• WHAT YOU ARE ASKED TO DO
Tally the lines below that contain "name". The number is the whole answer.

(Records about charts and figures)
-- START --

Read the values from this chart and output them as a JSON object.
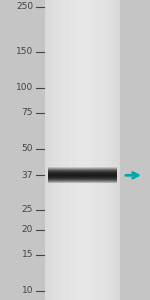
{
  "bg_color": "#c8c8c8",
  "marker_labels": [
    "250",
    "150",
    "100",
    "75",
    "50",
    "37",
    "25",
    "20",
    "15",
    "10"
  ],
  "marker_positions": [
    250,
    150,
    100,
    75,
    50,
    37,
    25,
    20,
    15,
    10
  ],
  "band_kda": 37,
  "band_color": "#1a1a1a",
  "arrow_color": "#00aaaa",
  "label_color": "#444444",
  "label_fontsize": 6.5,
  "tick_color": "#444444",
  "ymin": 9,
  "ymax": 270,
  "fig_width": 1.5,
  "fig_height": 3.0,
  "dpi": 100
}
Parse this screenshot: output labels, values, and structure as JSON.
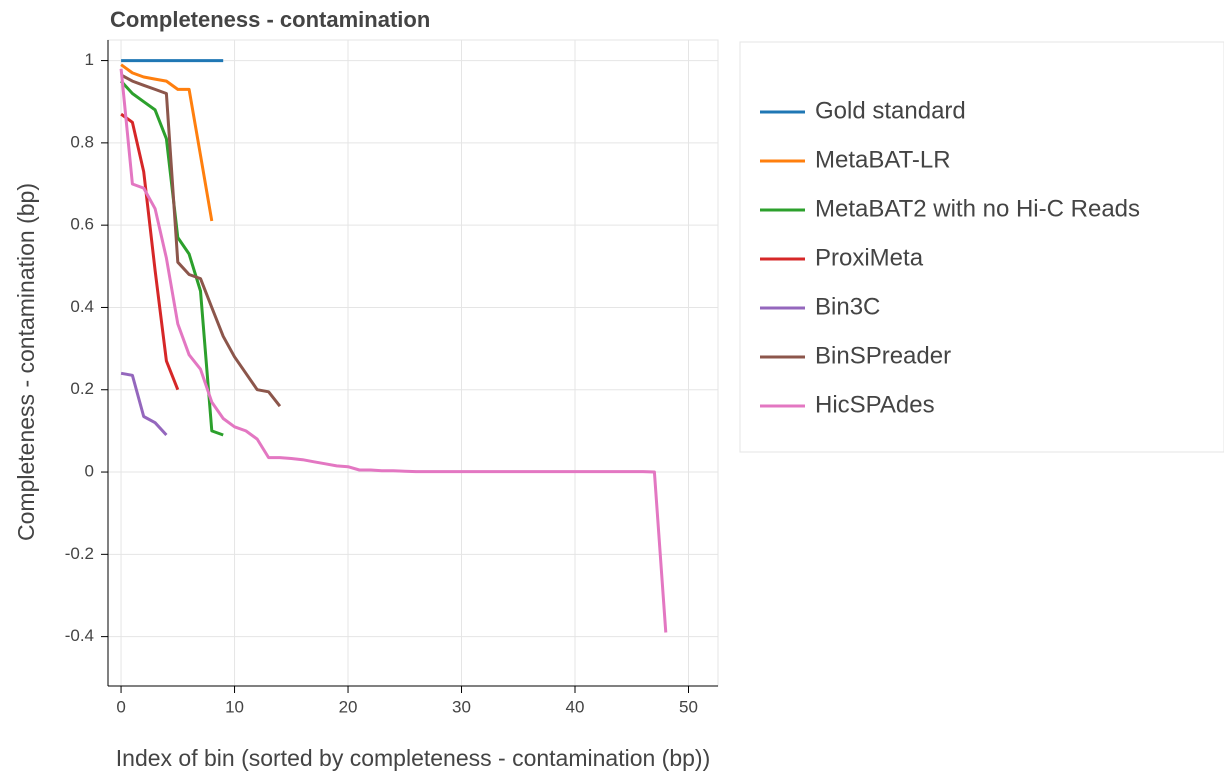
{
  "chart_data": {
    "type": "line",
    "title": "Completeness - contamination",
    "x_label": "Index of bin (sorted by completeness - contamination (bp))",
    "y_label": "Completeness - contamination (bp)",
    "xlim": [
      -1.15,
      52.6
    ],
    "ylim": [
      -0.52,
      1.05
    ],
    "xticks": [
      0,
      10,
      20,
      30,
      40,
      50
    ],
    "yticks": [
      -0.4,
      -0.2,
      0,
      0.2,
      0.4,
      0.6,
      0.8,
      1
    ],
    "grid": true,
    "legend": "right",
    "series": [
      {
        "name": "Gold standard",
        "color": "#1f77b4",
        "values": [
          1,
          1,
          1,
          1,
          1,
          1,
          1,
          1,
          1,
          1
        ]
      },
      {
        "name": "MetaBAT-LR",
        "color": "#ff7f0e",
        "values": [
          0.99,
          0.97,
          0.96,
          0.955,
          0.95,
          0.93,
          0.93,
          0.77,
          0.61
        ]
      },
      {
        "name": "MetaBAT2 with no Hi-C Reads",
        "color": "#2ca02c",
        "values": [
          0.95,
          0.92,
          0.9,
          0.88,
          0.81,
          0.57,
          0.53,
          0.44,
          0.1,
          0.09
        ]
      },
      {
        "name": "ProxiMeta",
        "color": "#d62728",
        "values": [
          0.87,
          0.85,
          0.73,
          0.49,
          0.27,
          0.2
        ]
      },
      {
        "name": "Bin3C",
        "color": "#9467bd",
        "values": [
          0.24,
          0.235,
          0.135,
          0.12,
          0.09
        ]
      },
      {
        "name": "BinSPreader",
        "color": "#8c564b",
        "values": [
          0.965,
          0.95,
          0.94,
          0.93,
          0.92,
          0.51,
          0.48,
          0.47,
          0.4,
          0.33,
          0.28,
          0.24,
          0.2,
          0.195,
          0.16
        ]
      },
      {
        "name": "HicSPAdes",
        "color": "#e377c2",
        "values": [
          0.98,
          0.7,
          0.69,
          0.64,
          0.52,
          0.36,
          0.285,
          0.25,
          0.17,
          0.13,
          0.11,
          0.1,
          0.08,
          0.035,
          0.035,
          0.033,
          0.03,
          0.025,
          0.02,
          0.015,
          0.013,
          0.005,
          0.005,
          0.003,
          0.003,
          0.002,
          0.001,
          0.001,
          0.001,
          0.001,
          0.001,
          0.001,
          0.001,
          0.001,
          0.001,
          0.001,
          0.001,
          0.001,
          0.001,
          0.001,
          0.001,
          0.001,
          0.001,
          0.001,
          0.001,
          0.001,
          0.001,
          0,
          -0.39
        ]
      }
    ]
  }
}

-- END --
-- START --

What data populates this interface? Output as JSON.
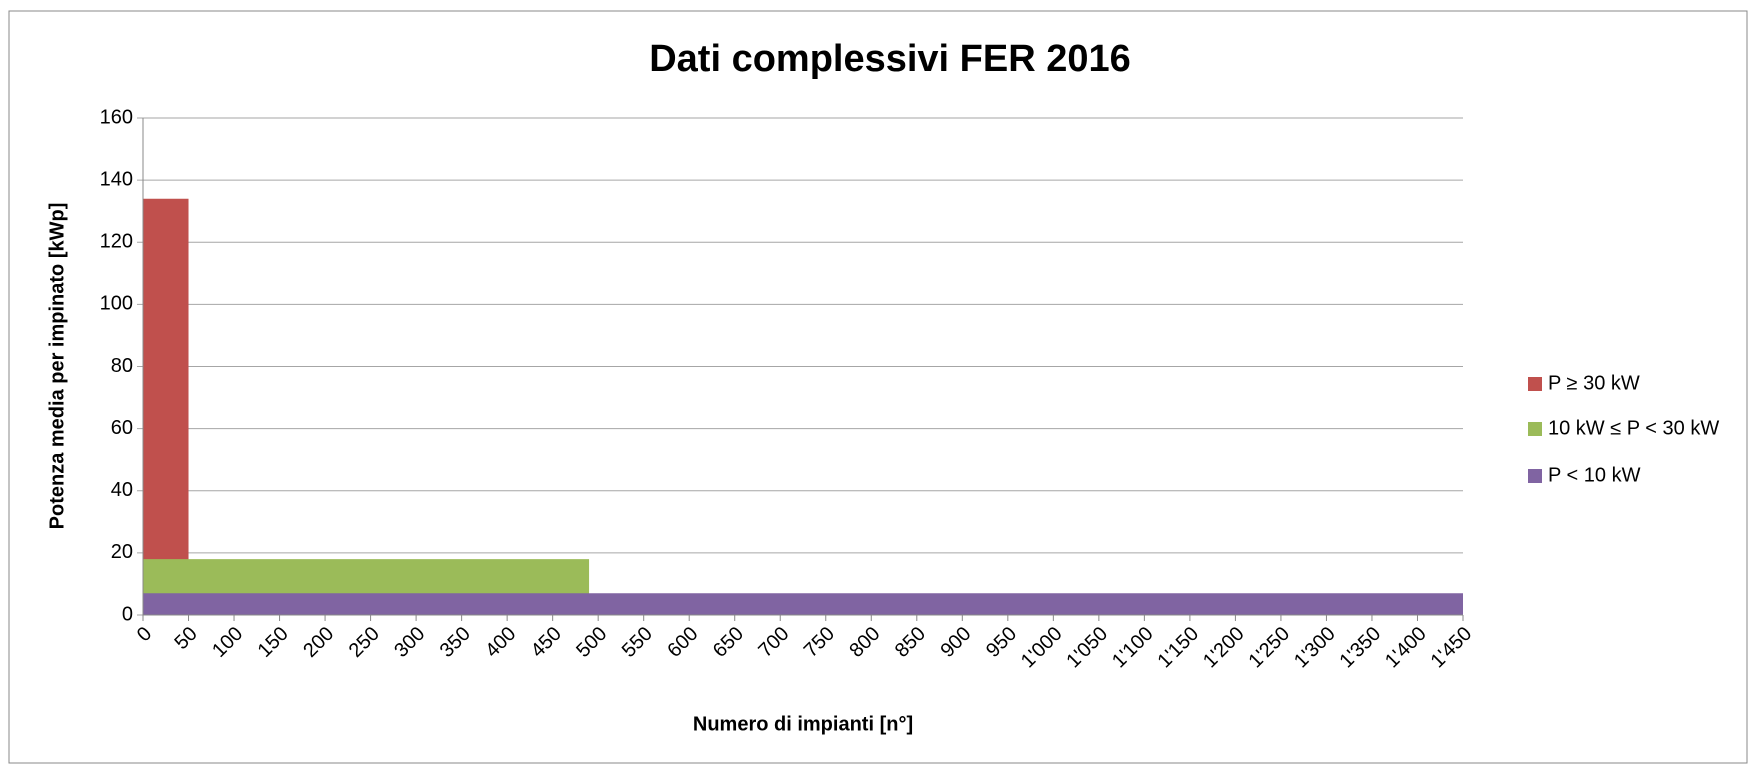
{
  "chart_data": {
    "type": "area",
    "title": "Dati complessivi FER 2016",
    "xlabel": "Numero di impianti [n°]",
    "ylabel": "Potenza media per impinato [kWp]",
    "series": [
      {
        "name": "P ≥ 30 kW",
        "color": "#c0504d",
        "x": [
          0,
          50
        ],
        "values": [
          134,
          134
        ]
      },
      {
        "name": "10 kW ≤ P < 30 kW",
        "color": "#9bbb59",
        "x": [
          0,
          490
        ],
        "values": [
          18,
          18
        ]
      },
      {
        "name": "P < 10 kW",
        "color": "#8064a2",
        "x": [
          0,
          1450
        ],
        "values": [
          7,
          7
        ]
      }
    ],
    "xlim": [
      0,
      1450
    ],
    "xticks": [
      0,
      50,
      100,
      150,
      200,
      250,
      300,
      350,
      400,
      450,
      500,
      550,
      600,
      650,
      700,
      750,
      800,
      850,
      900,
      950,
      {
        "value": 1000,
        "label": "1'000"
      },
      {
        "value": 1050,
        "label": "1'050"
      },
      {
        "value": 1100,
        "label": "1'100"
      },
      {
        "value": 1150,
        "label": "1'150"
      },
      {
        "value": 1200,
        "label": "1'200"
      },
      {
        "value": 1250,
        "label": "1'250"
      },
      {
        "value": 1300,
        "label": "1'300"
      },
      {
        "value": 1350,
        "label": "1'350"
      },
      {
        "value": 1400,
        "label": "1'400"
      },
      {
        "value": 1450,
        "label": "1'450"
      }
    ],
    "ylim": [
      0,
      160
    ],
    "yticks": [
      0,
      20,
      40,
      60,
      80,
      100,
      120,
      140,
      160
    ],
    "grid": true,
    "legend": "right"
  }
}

-- END --

• SOLUTION TO THIS PROBLEM
10